▸ **Your task**
What lines of the data below hold the string "high"? Copy each one.

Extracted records
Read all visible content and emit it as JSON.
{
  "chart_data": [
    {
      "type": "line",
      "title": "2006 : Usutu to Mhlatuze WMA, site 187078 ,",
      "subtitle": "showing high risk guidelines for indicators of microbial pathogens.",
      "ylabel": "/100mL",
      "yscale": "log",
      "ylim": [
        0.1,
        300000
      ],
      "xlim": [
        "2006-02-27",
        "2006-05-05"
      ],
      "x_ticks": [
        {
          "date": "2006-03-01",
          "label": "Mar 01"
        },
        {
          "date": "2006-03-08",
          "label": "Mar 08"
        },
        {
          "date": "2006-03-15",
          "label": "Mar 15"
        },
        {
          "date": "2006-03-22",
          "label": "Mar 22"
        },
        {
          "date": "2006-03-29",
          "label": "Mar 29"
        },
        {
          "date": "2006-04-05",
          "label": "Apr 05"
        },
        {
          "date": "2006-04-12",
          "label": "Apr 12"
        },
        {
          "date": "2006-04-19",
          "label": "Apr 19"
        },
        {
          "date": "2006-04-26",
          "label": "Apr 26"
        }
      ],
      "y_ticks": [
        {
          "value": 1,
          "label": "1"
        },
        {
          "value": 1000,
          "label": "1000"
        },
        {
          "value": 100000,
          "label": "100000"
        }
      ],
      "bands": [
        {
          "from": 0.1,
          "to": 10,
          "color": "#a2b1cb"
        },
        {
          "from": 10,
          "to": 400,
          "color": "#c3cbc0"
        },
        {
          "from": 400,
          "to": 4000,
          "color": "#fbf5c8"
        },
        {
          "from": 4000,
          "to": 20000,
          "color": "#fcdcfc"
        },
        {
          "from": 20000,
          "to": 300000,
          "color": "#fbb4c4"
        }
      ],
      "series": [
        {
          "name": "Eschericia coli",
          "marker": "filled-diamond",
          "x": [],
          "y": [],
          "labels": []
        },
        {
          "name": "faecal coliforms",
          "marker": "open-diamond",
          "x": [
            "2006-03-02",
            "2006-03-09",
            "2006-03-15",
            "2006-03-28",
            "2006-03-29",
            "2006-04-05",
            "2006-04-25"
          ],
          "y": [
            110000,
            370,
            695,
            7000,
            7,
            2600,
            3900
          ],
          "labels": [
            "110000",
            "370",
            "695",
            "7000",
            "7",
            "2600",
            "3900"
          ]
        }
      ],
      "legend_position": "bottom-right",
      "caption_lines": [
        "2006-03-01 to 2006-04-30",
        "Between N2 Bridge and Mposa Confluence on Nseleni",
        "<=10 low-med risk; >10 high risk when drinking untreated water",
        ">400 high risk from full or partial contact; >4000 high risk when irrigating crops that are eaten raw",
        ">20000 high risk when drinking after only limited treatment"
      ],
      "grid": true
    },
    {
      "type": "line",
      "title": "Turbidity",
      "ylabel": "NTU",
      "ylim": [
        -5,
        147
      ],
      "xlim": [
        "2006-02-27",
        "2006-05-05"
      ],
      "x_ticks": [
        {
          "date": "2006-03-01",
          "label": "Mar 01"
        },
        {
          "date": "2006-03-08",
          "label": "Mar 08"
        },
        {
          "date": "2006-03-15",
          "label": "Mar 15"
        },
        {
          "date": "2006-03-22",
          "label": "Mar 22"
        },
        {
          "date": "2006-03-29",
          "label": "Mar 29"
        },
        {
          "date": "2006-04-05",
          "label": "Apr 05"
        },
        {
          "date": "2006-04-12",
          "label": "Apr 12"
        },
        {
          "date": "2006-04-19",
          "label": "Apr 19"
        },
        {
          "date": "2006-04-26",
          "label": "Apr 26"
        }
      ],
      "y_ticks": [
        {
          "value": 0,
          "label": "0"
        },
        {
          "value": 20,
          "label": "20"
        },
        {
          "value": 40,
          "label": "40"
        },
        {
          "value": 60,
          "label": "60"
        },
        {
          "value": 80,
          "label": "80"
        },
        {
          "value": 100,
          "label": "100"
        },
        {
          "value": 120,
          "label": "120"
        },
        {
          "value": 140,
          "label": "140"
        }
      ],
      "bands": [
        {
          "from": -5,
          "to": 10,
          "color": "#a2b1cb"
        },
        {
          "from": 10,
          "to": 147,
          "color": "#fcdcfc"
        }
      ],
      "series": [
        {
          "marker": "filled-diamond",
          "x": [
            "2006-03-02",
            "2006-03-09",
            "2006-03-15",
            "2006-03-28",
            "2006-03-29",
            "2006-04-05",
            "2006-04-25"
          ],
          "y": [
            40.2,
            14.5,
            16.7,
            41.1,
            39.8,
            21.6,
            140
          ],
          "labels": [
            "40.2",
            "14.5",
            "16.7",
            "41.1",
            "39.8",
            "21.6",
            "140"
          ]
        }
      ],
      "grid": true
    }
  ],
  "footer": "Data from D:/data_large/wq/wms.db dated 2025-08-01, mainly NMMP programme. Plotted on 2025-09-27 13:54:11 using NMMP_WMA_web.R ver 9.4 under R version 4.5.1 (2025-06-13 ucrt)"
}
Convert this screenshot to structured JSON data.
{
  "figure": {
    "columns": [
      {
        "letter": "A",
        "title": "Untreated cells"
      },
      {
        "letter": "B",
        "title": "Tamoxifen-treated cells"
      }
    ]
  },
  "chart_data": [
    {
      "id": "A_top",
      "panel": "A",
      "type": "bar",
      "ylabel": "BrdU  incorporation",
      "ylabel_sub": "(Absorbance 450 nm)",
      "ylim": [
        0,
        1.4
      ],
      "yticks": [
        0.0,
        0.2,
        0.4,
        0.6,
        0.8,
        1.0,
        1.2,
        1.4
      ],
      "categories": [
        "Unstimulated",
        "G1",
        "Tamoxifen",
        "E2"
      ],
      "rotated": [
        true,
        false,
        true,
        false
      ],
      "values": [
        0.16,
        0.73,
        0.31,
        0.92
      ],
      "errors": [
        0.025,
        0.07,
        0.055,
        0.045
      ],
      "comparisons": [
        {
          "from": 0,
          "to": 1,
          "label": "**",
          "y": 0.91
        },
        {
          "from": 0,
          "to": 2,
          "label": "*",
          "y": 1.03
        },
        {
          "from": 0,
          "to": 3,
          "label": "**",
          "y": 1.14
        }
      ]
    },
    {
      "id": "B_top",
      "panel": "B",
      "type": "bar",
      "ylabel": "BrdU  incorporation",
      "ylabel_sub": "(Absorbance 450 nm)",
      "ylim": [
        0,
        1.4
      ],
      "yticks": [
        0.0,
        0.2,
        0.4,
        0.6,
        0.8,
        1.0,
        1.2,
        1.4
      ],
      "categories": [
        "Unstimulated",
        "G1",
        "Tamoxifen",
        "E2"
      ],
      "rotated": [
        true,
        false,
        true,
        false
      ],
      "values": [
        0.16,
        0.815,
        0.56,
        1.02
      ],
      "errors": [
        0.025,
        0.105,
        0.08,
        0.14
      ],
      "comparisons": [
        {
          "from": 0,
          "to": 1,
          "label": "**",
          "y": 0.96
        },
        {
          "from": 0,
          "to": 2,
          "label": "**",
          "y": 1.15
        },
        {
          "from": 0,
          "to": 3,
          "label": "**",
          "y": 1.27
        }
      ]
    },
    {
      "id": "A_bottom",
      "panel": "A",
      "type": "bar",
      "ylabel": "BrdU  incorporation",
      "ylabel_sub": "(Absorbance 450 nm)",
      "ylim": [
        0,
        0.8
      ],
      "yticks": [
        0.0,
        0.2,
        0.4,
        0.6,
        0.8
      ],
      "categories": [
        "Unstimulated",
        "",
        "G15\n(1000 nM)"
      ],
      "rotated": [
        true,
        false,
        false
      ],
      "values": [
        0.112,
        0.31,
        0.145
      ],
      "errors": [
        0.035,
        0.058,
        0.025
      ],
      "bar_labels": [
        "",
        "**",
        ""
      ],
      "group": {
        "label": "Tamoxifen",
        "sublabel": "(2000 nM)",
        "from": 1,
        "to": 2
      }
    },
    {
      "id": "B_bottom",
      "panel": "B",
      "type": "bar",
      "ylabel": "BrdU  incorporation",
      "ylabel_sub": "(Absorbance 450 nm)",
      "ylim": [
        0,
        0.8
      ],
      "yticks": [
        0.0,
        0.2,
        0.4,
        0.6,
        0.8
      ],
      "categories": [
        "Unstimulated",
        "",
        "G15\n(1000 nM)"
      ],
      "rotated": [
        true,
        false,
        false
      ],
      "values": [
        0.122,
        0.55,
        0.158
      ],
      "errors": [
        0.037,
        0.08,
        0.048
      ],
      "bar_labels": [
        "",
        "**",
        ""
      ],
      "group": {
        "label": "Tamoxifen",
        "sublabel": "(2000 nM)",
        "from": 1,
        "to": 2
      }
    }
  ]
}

▸ **Expected answer**
      "subtitle": "showing high risk guidelines for indicators of microbial pathogens.",
        "<=10 low-med risk; >10 high risk when drinking untreated water",
        ">400 high risk from full or partial contact; >4000 high risk when irrigating crops that are eaten raw",
        ">20000 high risk when drinking after only limited treatment"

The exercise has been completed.